◆ ACTIVITY LIST:
**A)** In the news report on the Thai nursery attack, why did the killer not notice Nong Am?
**B)** From the news report on the Thai nursery attack, output the words from "A total of 37" up to and including "wife and son.", without any changes.
Segment Start: PASSAGE SHOWN
How ‘miracle girl’, 3, survived Thailand massacre
Nong Am was the only child to survive after Panya Khamrab broke into a locked room where dozens of children were sleeping and went on the rampage.
A three-year-old girl miraculously survived the massacre at a Thai nursery - and slept through the whole thing.
Nong Am was the only child to survive after former policeman Panya Khamrab, 34, broke into a locked room where dozens of children were sleeping before shooting and stabbing them to death.
A total of 37 people died in Khamrab’s rampage in Nong But Lamphu, northern Thailand, on Thursday, including 24 children - some as young as two years old.
After leaving the nursery - where he also shot dead adults including an eight-months’ pregnant woman - he went home and murdered his wife and son.
Little Nong went unnoticed by the twisted killer because she was in a deep sleep with a blanket pulled up over her head.
“It is a miracle from God that saved my niece’s life,” her uncle Wutthichai Baothong said.
“Brothers and sisters, out of 30, she was the only one to survive.”
The little girl was being comforted by her family on Friday.
Meanwhile, grieving parents have come to lay single white roses on the steps of the nursery.
Some bowed their heads in prayer, some hugged each other in consolation as they laid the blooms on the steps of the low, yellow-walled building.
One mother wept inconsolably, hugging her dead son’s favourite red-and-yellow blanket and his milk bottle, still half-full.
Outside the nursery, in a local government compound on the edge of a village deep in the green farmlands of northeast Thailand, scores of traumatised relatives gathered.
Naliwan Duangkot, 21, who lost her two-year-old nephew Kamram at the nursery, comforted the boy’s mother, her 19-year-old sister-in-law Panita Prawanna.
“Before he passed away he wished to eat pizza. We were very sad that we didn’t buy pizza for him before,” Naliwan told AFP.
“He was very sweet, very kind, he always shared things with children, with everyone,” she said.
“Last night for him, he was very difficult and he asked if he could sleep with his parents, and his little sister,” she said.
Segment End: PASSAGE SHOWN
Segment Start: DATASET EXCERPTS
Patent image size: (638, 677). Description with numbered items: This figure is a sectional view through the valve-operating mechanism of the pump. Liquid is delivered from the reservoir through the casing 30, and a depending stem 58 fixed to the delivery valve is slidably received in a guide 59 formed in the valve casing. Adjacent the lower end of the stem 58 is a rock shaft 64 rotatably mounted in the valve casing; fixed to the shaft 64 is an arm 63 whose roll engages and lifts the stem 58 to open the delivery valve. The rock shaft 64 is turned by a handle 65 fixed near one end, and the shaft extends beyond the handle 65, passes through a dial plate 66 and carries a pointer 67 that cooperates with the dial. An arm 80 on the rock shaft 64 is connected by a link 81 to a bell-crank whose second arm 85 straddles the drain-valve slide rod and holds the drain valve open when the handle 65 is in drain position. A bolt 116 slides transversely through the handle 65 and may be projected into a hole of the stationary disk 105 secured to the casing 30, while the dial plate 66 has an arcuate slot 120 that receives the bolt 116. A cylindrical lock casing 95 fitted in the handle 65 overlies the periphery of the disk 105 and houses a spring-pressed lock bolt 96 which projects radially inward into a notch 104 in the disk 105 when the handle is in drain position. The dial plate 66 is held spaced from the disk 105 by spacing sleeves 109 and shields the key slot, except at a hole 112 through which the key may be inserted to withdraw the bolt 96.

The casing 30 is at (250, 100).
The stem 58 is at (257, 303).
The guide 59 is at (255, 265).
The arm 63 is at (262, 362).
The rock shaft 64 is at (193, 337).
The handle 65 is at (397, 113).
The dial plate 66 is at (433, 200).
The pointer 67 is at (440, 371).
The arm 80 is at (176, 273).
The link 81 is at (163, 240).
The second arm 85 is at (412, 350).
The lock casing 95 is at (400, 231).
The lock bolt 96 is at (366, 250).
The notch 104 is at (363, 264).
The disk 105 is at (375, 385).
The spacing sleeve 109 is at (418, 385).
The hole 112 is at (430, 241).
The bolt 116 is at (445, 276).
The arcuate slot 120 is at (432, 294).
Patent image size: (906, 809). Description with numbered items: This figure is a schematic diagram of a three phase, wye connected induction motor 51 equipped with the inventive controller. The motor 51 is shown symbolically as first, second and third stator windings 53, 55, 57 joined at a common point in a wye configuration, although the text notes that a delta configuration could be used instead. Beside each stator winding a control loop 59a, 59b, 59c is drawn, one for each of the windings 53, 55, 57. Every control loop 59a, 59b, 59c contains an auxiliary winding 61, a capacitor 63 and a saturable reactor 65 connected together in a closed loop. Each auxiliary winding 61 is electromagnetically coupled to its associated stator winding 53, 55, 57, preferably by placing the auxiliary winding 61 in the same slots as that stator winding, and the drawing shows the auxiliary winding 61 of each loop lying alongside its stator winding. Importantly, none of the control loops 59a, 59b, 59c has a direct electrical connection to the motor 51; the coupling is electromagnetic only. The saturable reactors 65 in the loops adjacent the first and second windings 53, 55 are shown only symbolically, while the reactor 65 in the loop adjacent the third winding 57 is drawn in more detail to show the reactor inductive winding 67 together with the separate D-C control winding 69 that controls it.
Segment End: DATASET EXCERPTS
◆ SOLUTIONS IN ORDER:
**A)** She was in a deep sleep with a blanket pulled up over her head.

**B)**
A total of 37 people died in Khamrab’s rampage in Nong But Lamphu, northern Thailand, on Thursday, including 24 children - some as young as two years old.
After leaving the nursery - where he also shot dead adults including an eight-months’ pregnant woman - he went home and murdered his wife and son.